● Written request
Find how many lines hold the word "June". Give only the number.

— START Dataset extract —

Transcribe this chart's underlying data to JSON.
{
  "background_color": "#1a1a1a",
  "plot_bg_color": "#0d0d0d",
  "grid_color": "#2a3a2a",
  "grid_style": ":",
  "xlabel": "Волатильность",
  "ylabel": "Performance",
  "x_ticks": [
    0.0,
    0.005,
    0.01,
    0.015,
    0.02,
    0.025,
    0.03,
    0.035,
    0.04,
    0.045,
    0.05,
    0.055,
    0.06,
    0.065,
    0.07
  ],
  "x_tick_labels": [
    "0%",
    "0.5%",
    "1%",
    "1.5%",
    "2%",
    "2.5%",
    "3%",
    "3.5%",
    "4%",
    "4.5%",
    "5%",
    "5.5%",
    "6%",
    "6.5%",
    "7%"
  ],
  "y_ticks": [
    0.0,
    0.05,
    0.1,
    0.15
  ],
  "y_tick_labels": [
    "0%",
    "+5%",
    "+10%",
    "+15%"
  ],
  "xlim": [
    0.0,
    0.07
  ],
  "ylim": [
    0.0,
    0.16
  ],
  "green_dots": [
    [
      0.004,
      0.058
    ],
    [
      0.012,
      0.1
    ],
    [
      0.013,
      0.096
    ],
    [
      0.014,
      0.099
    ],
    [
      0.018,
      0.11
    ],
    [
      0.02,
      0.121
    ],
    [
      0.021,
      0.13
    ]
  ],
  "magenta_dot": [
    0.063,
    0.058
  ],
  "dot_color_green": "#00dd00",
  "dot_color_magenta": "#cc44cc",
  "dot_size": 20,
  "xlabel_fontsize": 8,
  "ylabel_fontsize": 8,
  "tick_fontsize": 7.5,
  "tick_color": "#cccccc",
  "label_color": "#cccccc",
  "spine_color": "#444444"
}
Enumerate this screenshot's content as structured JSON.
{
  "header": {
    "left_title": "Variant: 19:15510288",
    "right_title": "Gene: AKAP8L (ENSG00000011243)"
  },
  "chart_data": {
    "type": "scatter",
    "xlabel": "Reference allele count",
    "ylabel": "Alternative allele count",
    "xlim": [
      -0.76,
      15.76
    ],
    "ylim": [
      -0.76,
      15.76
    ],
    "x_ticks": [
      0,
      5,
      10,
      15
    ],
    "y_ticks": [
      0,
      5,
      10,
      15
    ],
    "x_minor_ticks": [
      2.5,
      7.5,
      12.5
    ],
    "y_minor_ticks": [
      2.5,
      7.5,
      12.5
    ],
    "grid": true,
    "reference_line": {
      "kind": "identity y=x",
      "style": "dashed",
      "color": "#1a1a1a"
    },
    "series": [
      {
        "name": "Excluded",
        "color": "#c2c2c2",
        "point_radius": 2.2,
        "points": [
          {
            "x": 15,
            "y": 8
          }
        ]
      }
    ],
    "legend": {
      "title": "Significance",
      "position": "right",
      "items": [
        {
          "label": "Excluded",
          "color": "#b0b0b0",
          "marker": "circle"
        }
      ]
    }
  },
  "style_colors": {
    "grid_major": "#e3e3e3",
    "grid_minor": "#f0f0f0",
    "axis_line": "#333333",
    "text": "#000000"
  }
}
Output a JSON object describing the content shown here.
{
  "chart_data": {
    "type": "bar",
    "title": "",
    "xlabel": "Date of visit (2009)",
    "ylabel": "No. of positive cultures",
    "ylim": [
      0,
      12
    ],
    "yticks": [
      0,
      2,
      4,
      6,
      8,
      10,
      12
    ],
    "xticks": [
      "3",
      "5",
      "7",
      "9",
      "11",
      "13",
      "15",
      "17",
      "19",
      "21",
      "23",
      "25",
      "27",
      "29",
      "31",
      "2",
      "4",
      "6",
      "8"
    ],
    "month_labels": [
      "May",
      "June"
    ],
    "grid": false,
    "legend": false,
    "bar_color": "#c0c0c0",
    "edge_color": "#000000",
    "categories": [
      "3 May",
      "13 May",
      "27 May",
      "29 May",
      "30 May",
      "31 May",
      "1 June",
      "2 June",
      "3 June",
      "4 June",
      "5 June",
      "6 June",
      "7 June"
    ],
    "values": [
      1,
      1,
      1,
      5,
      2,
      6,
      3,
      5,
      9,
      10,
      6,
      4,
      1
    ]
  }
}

— END Dataset extract —

● Answer for this exercise
8